--- start DATA FOR PROCESSING ---

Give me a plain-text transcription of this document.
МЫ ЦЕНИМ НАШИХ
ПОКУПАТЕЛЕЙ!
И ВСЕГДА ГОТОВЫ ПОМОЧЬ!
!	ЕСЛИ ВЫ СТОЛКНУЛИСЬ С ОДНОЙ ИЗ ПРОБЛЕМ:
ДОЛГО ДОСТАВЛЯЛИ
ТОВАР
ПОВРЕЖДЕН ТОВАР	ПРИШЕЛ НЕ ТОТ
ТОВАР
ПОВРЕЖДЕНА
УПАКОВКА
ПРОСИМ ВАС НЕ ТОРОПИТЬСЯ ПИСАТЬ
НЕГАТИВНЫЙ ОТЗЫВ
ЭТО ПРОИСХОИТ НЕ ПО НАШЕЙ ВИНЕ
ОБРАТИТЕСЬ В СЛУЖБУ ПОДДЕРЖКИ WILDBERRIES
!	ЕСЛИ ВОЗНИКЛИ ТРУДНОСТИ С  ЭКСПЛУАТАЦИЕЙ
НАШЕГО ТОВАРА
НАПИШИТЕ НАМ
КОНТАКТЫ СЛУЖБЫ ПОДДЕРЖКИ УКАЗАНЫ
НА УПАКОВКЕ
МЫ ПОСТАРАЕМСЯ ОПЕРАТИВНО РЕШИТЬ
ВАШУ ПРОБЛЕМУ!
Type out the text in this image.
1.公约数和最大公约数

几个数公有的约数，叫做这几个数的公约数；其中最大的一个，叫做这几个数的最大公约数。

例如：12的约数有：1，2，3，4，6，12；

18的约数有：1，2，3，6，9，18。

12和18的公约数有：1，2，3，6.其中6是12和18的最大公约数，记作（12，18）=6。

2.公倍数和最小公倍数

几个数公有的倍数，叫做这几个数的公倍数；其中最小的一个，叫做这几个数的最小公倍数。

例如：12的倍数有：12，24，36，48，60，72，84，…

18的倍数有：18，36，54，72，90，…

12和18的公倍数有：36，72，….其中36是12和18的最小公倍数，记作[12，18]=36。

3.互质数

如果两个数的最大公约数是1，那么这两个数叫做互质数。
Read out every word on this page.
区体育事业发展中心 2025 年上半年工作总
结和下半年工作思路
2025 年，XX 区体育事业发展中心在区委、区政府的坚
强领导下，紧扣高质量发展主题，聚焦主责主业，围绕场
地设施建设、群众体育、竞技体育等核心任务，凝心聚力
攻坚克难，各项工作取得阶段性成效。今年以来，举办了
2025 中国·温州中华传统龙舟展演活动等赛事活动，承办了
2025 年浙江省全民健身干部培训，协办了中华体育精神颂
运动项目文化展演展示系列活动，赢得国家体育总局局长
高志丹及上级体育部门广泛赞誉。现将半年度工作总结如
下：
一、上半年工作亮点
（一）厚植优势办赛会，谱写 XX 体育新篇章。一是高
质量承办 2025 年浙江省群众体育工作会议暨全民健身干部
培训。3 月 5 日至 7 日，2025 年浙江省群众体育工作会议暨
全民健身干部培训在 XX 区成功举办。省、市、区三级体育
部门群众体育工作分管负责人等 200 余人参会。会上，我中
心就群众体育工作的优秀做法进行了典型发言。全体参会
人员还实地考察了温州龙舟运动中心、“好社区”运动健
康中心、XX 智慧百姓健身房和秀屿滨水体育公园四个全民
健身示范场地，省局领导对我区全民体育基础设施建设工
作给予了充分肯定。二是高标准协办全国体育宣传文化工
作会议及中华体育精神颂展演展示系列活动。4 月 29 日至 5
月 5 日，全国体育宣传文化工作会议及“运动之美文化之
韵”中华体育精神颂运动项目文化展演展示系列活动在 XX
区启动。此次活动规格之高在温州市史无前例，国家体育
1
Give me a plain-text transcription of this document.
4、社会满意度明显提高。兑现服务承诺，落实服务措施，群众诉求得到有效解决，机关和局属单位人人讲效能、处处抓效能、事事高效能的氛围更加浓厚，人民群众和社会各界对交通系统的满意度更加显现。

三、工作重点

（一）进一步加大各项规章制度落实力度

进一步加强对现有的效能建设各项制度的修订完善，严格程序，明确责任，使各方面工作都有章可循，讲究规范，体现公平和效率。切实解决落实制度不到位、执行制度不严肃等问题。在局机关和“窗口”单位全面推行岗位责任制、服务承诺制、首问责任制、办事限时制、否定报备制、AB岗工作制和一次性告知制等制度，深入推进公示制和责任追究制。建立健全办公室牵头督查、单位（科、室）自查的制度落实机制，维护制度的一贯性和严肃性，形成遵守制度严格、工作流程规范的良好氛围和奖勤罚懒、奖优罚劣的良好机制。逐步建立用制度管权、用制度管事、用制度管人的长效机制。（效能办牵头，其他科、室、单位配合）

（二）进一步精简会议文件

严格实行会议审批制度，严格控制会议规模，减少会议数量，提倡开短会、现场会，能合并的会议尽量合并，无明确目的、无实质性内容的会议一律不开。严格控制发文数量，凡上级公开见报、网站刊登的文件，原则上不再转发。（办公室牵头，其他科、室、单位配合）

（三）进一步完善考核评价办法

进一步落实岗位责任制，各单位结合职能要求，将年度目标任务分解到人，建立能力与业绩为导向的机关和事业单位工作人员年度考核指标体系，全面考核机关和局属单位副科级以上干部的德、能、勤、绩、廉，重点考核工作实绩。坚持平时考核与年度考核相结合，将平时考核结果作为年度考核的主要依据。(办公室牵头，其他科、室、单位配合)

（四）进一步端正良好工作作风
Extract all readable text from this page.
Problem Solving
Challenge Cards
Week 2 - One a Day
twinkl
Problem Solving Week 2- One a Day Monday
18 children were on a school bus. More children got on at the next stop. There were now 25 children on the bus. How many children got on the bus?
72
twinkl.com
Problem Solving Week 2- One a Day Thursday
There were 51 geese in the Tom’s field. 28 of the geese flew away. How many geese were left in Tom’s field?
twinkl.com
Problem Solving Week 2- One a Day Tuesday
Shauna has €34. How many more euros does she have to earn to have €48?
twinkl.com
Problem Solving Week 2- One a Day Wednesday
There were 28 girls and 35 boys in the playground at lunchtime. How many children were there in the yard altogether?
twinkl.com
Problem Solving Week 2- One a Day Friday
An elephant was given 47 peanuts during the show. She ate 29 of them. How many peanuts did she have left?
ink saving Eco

--- end DATA FOR PROCESSING ---

Quote each line of the data above exactly as written.

CORRECT ANSWER ->
Give me a plain-text transcription of this document.
МЫ ЦЕНИМ НАШИХ
ПОКУПАТЕЛЕЙ!
И ВСЕГДА ГОТОВЫ ПОМОЧЬ!
!	ЕСЛИ ВЫ СТОЛКНУЛИСЬ С ОДНОЙ ИЗ ПРОБЛЕМ:
ДОЛГО ДОСТАВЛЯЛИ
ТОВАР
ПОВРЕЖДЕН ТОВАР	ПРИШЕЛ НЕ ТОТ
ТОВАР
ПОВРЕЖДЕНА
УПАКОВКА
ПРОСИМ ВАС НЕ ТОРОПИТЬСЯ ПИСАТЬ
НЕГАТИВНЫЙ ОТЗЫВ
ЭТО ПРОИСХОИТ НЕ ПО НАШЕЙ ВИНЕ
ОБРАТИТЕСЬ В СЛУЖБУ ПОДДЕРЖКИ WILDBERRIES
!	ЕСЛИ ВОЗНИКЛИ ТРУДНОСТИ С  ЭКСПЛУАТАЦИЕЙ
НАШЕГО ТОВАРА
НАПИШИТЕ НАМ
КОНТАКТЫ СЛУЖБЫ ПОДДЕРЖКИ УКАЗАНЫ
НА УПАКОВКЕ
МЫ ПОСТАРАЕМСЯ ОПЕРАТИВНО РЕШИТЬ
ВАШУ ПРОБЛЕМУ!
Type out the text in this image.
1.公约数和最大公约数

几个数公有的约数，叫做这几个数的公约数；其中最大的一个，叫做这几个数的最大公约数。

例如：12的约数有：1，2，3，4，6，12；

18的约数有：1，2，3，6，9，18。

12和18的公约数有：1，2，3，6.其中6是12和18的最大公约数，记作（12，18）=6。

2.公倍数和最小公倍数

几个数公有的倍数，叫做这几个数的公倍数；其中最小的一个，叫做这几个数的最小公倍数。

例如：12的倍数有：12，24，36，48，60，72，84，…

18的倍数有：18，36，54，72，90，…

12和18的公倍数有：36，72，….其中36是12和18的最小公倍数，记作[12，18]=36。

3.互质数

如果两个数的最大公约数是1，那么这两个数叫做互质数。
Read out every word on this page.
区体育事业发展中心 2025 年上半年工作总
结和下半年工作思路
2025 年，XX 区体育事业发展中心在区委、区政府的坚
强领导下，紧扣高质量发展主题，聚焦主责主业，围绕场
地设施建设、群众体育、竞技体育等核心任务，凝心聚力
攻坚克难，各项工作取得阶段性成效。今年以来，举办了
2025 中国·温州中华传统龙舟展演活动等赛事活动，承办了
2025 年浙江省全民健身干部培训，协办了中华体育精神颂
运动项目文化展演展示系列活动，赢得国家体育总局局长
高志丹及上级体育部门广泛赞誉。现将半年度工作总结如
下：
一、上半年工作亮点
（一）厚植优势办赛会，谱写 XX 体育新篇章。一是高
质量承办 2025 年浙江省群众体育工作会议暨全民健身干部
培训。3 月 5 日至 7 日，2025 年浙江省群众体育工作会议暨
全民健身干部培训在 XX 区成功举办。省、市、区三级体育
部门群众体育工作分管负责人等 200 余人参会。会上，我中
心就群众体育工作的优秀做法进行了典型发言。全体参会
人员还实地考察了温州龙舟运动中心、“好社区”运动健
康中心、XX 智慧百姓健身房和秀屿滨水体育公园四个全民
健身示范场地，省局领导对我区全民体育基础设施建设工
作给予了充分肯定。二是高标准协办全国体育宣传文化工
作会议及中华体育精神颂展演展示系列活动。4 月 29 日至 5
月 5 日，全国体育宣传文化工作会议及“运动之美文化之
韵”中华体育精神颂运动项目文化展演展示系列活动在 XX
区启动。此次活动规格之高在温州市史无前例，国家体育
1
Give me a plain-text transcription of this document.
4、社会满意度明显提高。兑现服务承诺，落实服务措施，群众诉求得到有效解决，机关和局属单位人人讲效能、处处抓效能、事事高效能的氛围更加浓厚，人民群众和社会各界对交通系统的满意度更加显现。

三、工作重点

（一）进一步加大各项规章制度落实力度

进一步加强对现有的效能建设各项制度的修订完善，严格程序，明确责任，使各方面工作都有章可循，讲究规范，体现公平和效率。切实解决落实制度不到位、执行制度不严肃等问题。在局机关和“窗口”单位全面推行岗位责任制、服务承诺制、首问责任制、办事限时制、否定报备制、AB岗工作制和一次性告知制等制度，深入推进公示制和责任追究制。建立健全办公室牵头督查、单位（科、室）自查的制度落实机制，维护制度的一贯性和严肃性，形成遵守制度严格、工作流程规范的良好氛围和奖勤罚懒、奖优罚劣的良好机制。逐步建立用制度管权、用制度管事、用制度管人的长效机制。（效能办牵头，其他科、室、单位配合）

（二）进一步精简会议文件

严格实行会议审批制度，严格控制会议规模，减少会议数量，提倡开短会、现场会，能合并的会议尽量合并，无明确目的、无实质性内容的会议一律不开。严格控制发文数量，凡上级公开见报、网站刊登的文件，原则上不再转发。（办公室牵头，其他科、室、单位配合）

（三）进一步完善考核评价办法

进一步落实岗位责任制，各单位结合职能要求，将年度目标任务分解到人，建立能力与业绩为导向的机关和事业单位工作人员年度考核指标体系，全面考核机关和局属单位副科级以上干部的德、能、勤、绩、廉，重点考核工作实绩。坚持平时考核与年度考核相结合，将平时考核结果作为年度考核的主要依据。(办公室牵头，其他科、室、单位配合)

（四）进一步端正良好工作作风
Extract all readable text from this page.
Problem Solving
Challenge Cards
Week 2 - One a Day
twinkl
Problem Solving Week 2- One a Day Monday
18 children were on a school bus. More children got on at the next stop. There were now 25 children on the bus. How many children got on the bus?
72
twinkl.com
Problem Solving Week 2- One a Day Thursday
There were 51 geese in the Tom’s field. 28 of the geese flew away. How many geese were left in Tom’s field?
twinkl.com
Problem Solving Week 2- One a Day Tuesday
Shauna has €34. How many more euros does she have to earn to have €48?
twinkl.com
Problem Solving Week 2- One a Day Wednesday
There were 28 girls and 35 boys in the playground at lunchtime. How many children were there in the yard altogether?
twinkl.com
Problem Solving Week 2- One a Day Friday
An elephant was given 47 peanuts during the show. She ate 29 of them. How many peanuts did she have left?
ink saving Eco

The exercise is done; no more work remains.